— begin THE RECORDS —

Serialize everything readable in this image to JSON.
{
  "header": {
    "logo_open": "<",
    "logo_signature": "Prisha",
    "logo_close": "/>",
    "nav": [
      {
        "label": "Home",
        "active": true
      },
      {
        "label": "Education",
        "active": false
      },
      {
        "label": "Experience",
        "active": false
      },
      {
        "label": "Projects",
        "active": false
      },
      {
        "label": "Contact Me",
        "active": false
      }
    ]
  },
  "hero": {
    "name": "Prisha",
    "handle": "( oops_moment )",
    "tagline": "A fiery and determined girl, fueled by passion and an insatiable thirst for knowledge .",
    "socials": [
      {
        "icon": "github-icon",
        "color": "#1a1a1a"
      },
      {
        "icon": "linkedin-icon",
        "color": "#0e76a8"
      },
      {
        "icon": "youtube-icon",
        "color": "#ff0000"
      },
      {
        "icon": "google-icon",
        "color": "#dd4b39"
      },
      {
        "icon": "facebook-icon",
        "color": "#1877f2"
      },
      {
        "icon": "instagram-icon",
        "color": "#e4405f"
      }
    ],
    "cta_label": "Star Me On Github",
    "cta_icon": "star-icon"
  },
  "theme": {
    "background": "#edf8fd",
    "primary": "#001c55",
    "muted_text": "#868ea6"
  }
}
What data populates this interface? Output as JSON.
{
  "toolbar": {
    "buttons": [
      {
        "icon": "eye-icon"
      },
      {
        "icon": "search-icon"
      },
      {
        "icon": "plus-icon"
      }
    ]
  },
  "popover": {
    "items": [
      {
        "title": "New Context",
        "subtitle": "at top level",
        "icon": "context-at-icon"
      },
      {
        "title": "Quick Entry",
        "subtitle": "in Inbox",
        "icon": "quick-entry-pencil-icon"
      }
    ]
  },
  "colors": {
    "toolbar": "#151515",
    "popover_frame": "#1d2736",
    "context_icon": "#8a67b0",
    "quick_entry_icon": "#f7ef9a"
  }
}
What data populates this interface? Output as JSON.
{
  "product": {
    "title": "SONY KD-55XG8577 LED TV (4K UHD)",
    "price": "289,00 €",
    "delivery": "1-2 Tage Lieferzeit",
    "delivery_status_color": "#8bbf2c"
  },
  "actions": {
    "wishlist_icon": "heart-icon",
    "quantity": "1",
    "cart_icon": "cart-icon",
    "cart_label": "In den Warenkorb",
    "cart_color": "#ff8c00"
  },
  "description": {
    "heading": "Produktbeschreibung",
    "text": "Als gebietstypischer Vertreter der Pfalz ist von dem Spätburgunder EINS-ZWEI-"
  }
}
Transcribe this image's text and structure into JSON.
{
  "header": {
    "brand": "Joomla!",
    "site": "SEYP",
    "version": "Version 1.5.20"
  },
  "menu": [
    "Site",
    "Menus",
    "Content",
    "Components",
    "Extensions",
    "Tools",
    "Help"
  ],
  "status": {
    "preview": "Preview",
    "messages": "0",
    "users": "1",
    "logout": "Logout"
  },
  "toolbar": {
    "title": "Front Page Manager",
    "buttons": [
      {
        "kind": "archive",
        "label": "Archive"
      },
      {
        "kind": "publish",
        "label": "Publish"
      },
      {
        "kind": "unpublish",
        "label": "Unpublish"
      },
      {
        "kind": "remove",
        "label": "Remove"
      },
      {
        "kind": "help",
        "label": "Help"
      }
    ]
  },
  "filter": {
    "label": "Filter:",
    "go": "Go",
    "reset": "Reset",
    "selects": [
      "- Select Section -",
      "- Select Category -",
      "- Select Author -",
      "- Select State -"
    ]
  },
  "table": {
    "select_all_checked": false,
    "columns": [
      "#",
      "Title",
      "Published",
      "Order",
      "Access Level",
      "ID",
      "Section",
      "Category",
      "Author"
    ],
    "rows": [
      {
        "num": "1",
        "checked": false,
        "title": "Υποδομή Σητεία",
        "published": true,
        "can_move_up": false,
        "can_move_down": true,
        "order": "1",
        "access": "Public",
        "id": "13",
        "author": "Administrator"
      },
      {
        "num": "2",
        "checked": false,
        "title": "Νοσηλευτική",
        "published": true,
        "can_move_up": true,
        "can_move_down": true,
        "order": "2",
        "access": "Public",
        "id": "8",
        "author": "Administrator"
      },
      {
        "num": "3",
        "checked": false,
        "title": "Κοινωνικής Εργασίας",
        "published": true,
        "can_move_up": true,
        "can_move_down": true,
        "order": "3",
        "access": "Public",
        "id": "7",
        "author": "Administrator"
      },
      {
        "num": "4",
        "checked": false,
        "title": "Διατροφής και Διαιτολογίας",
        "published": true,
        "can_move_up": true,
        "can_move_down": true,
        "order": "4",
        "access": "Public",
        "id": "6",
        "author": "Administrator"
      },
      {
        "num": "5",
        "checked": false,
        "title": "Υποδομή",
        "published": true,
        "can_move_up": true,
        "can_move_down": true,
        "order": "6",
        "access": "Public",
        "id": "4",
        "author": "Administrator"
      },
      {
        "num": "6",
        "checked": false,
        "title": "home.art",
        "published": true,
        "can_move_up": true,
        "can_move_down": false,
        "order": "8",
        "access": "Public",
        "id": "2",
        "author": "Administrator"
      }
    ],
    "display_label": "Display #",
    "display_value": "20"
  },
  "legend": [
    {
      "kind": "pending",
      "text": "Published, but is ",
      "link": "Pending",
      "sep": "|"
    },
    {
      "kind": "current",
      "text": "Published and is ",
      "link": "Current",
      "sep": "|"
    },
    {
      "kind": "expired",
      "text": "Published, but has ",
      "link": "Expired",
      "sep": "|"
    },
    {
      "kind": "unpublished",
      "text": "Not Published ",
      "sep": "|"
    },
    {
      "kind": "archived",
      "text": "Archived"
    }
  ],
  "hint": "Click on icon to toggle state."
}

— end THE RECORDS —

## PROBLEM TO SOLVE
Your answer should be one number: the count of lines in the data above that include the word "image".

## EXERCISE ANSWER
2